§ **DATA FOR THIS EXERCISE**:
━━━━━━━━━━━━━━━━━━━━━━━━━━━━━━
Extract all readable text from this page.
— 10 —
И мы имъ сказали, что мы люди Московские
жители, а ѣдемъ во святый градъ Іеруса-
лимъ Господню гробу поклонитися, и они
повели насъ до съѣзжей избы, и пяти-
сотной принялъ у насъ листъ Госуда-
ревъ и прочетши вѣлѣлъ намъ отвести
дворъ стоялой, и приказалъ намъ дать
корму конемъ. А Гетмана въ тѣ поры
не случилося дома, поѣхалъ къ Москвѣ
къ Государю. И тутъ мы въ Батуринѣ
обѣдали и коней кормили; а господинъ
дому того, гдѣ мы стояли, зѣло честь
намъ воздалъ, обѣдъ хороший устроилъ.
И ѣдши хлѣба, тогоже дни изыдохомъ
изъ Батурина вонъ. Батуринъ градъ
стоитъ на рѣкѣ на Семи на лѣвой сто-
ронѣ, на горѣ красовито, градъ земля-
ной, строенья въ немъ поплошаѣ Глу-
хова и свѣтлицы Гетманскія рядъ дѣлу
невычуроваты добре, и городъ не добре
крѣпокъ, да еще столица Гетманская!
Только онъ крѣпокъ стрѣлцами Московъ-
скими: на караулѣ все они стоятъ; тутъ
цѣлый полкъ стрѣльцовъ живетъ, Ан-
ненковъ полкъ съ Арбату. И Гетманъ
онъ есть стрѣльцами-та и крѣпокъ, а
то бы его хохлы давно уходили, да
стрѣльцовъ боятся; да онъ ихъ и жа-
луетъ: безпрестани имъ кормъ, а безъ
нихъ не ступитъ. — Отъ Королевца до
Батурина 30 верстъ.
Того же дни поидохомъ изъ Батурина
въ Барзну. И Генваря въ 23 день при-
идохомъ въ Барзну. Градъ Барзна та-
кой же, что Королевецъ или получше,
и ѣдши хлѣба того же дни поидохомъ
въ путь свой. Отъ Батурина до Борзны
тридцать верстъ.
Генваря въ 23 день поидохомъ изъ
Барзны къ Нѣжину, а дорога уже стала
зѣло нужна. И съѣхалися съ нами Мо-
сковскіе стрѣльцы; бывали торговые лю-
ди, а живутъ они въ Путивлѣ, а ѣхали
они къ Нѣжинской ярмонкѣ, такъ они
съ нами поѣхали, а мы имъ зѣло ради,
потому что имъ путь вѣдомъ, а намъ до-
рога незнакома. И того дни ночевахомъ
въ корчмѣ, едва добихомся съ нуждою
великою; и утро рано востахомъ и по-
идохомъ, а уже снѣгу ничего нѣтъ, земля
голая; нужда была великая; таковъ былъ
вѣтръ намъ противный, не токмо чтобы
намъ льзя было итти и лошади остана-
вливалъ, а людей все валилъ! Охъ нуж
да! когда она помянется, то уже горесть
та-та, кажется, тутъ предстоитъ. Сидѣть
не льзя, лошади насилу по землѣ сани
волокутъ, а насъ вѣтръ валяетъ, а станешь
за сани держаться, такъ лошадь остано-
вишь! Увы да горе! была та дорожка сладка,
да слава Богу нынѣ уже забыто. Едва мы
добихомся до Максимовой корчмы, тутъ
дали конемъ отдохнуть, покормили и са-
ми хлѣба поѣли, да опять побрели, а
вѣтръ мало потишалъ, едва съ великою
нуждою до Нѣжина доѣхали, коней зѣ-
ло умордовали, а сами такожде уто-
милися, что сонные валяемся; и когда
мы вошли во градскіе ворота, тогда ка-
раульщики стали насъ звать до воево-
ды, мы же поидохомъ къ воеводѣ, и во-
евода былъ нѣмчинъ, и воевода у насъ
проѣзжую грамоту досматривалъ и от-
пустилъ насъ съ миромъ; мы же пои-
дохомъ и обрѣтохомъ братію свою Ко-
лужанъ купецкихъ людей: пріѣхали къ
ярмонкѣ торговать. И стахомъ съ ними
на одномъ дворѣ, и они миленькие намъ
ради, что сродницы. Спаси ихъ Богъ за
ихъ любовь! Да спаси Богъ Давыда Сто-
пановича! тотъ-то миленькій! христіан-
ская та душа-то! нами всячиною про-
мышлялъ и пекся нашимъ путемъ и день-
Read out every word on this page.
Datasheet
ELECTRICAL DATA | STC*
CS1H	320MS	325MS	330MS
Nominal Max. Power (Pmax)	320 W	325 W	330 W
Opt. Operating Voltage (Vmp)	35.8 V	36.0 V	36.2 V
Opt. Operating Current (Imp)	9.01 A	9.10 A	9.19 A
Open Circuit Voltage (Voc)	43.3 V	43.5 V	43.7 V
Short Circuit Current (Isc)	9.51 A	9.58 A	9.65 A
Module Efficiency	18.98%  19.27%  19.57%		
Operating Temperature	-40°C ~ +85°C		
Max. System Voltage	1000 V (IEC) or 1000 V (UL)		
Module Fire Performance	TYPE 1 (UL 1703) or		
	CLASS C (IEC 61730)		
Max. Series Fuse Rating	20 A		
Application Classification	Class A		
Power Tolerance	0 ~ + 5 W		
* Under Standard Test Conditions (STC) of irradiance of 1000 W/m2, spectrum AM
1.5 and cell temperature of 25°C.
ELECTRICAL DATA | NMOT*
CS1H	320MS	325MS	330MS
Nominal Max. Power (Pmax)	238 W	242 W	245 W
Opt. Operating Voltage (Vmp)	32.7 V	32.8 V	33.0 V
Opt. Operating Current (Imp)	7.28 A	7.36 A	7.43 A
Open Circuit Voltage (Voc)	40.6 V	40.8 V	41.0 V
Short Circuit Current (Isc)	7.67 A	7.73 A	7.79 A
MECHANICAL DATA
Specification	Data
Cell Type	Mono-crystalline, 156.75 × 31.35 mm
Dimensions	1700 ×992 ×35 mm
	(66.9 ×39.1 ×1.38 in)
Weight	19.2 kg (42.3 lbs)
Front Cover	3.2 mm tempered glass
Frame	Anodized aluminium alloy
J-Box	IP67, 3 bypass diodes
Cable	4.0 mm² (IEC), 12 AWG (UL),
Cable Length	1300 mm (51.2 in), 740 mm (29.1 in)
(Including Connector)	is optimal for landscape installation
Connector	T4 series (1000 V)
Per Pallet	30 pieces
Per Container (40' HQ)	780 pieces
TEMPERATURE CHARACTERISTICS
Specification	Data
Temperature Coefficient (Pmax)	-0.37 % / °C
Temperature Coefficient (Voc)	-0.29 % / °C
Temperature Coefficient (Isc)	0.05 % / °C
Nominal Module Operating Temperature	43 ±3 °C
━━━━━━━━━━━━━━━━━━━━━━━━━━━━━━
§ **OBJECTIVE**:
Write out all of the records above exactly as they appear.

§ **SOLUTION TO THIS EXERCISE**:
Extract all readable text from this page.
— 10 —
И мы имъ сказали, что мы люди Московские
жители, а ѣдемъ во святый градъ Іеруса-
лимъ Господню гробу поклонитися, и они
повели насъ до съѣзжей избы, и пяти-
сотной принялъ у насъ листъ Госуда-
ревъ и прочетши вѣлѣлъ намъ отвести
дворъ стоялой, и приказалъ намъ дать
корму конемъ. А Гетмана въ тѣ поры
не случилося дома, поѣхалъ къ Москвѣ
къ Государю. И тутъ мы въ Батуринѣ
обѣдали и коней кормили; а господинъ
дому того, гдѣ мы стояли, зѣло честь
намъ воздалъ, обѣдъ хороший устроилъ.
И ѣдши хлѣба, тогоже дни изыдохомъ
изъ Батурина вонъ. Батуринъ градъ
стоитъ на рѣкѣ на Семи на лѣвой сто-
ронѣ, на горѣ красовито, градъ земля-
ной, строенья въ немъ поплошаѣ Глу-
хова и свѣтлицы Гетманскія рядъ дѣлу
невычуроваты добре, и городъ не добре
крѣпокъ, да еще столица Гетманская!
Только онъ крѣпокъ стрѣлцами Московъ-
скими: на караулѣ все они стоятъ; тутъ
цѣлый полкъ стрѣльцовъ живетъ, Ан-
ненковъ полкъ съ Арбату. И Гетманъ
онъ есть стрѣльцами-та и крѣпокъ, а
то бы его хохлы давно уходили, да
стрѣльцовъ боятся; да онъ ихъ и жа-
луетъ: безпрестани имъ кормъ, а безъ
нихъ не ступитъ. — Отъ Королевца до
Батурина 30 верстъ.
Того же дни поидохомъ изъ Батурина
въ Барзну. И Генваря въ 23 день при-
идохомъ въ Барзну. Градъ Барзна та-
кой же, что Королевецъ или получше,
и ѣдши хлѣба того же дни поидохомъ
въ путь свой. Отъ Батурина до Борзны
тридцать верстъ.
Генваря въ 23 день поидохомъ изъ
Барзны къ Нѣжину, а дорога уже стала
зѣло нужна. И съѣхалися съ нами Мо-
сковскіе стрѣльцы; бывали торговые лю-
ди, а живутъ они въ Путивлѣ, а ѣхали
они къ Нѣжинской ярмонкѣ, такъ они
съ нами поѣхали, а мы имъ зѣло ради,
потому что имъ путь вѣдомъ, а намъ до-
рога незнакома. И того дни ночевахомъ
въ корчмѣ, едва добихомся съ нуждою
великою; и утро рано востахомъ и по-
идохомъ, а уже снѣгу ничего нѣтъ, земля
голая; нужда была великая; таковъ былъ
вѣтръ намъ противный, не токмо чтобы
намъ льзя было итти и лошади остана-
вливалъ, а людей все валилъ! Охъ нуж
да! когда она помянется, то уже горесть
та-та, кажется, тутъ предстоитъ. Сидѣть
не льзя, лошади насилу по землѣ сани
волокутъ, а насъ вѣтръ валяетъ, а станешь
за сани держаться, такъ лошадь остано-
вишь! Увы да горе! была та дорожка сладка,
да слава Богу нынѣ уже забыто. Едва мы
добихомся до Максимовой корчмы, тутъ
дали конемъ отдохнуть, покормили и са-
ми хлѣба поѣли, да опять побрели, а
вѣтръ мало потишалъ, едва съ великою
нуждою до Нѣжина доѣхали, коней зѣ-
ло умордовали, а сами такожде уто-
милися, что сонные валяемся; и когда
мы вошли во градскіе ворота, тогда ка-
раульщики стали насъ звать до воево-
ды, мы же поидохомъ къ воеводѣ, и во-
евода былъ нѣмчинъ, и воевода у насъ
проѣзжую грамоту досматривалъ и от-
пустилъ насъ съ миромъ; мы же пои-
дохомъ и обрѣтохомъ братію свою Ко-
лужанъ купецкихъ людей: пріѣхали къ
ярмонкѣ торговать. И стахомъ съ ними
на одномъ дворѣ, и они миленькие намъ
ради, что сродницы. Спаси ихъ Богъ за
ихъ любовь! Да спаси Богъ Давыда Сто-
пановича! тотъ-то миленькій! христіан-
ская та душа-то! нами всячиною про-
мышлялъ и пекся нашимъ путемъ и день-
Read out every word on this page.
Datasheet
ELECTRICAL DATA | STC*
CS1H	320MS	325MS	330MS
Nominal Max. Power (Pmax)	320 W	325 W	330 W
Opt. Operating Voltage (Vmp)	35.8 V	36.0 V	36.2 V
Opt. Operating Current (Imp)	9.01 A	9.10 A	9.19 A
Open Circuit Voltage (Voc)	43.3 V	43.5 V	43.7 V
Short Circuit Current (Isc)	9.51 A	9.58 A	9.65 A
Module Efficiency	18.98%  19.27%  19.57%		
Operating Temperature	-40°C ~ +85°C		
Max. System Voltage	1000 V (IEC) or 1000 V (UL)		
Module Fire Performance	TYPE 1 (UL 1703) or		
	CLASS C (IEC 61730)		
Max. Series Fuse Rating	20 A		
Application Classification	Class A		
Power Tolerance	0 ~ + 5 W		
* Under Standard Test Conditions (STC) of irradiance of 1000 W/m2, spectrum AM
1.5 and cell temperature of 25°C.
ELECTRICAL DATA | NMOT*
CS1H	320MS	325MS	330MS
Nominal Max. Power (Pmax)	238 W	242 W	245 W
Opt. Operating Voltage (Vmp)	32.7 V	32.8 V	33.0 V
Opt. Operating Current (Imp)	7.28 A	7.36 A	7.43 A
Open Circuit Voltage (Voc)	40.6 V	40.8 V	41.0 V
Short Circuit Current (Isc)	7.67 A	7.73 A	7.79 A
MECHANICAL DATA
Specification	Data
Cell Type	Mono-crystalline, 156.75 × 31.35 mm
Dimensions	1700 ×992 ×35 mm
	(66.9 ×39.1 ×1.38 in)
Weight	19.2 kg (42.3 lbs)
Front Cover	3.2 mm tempered glass
Frame	Anodized aluminium alloy
J-Box	IP67, 3 bypass diodes
Cable	4.0 mm² (IEC), 12 AWG (UL),
Cable Length	1300 mm (51.2 in), 740 mm (29.1 in)
(Including Connector)	is optimal for landscape installation
Connector	T4 series (1000 V)
Per Pallet	30 pieces
Per Container (40' HQ)	780 pieces
TEMPERATURE CHARACTERISTICS
Specification	Data
Temperature Coefficient (Pmax)	-0.37 % / °C
Temperature Coefficient (Voc)	-0.29 % / °C
Temperature Coefficient (Isc)	0.05 % / °C
Nominal Module Operating Temperature	43 ±3 °C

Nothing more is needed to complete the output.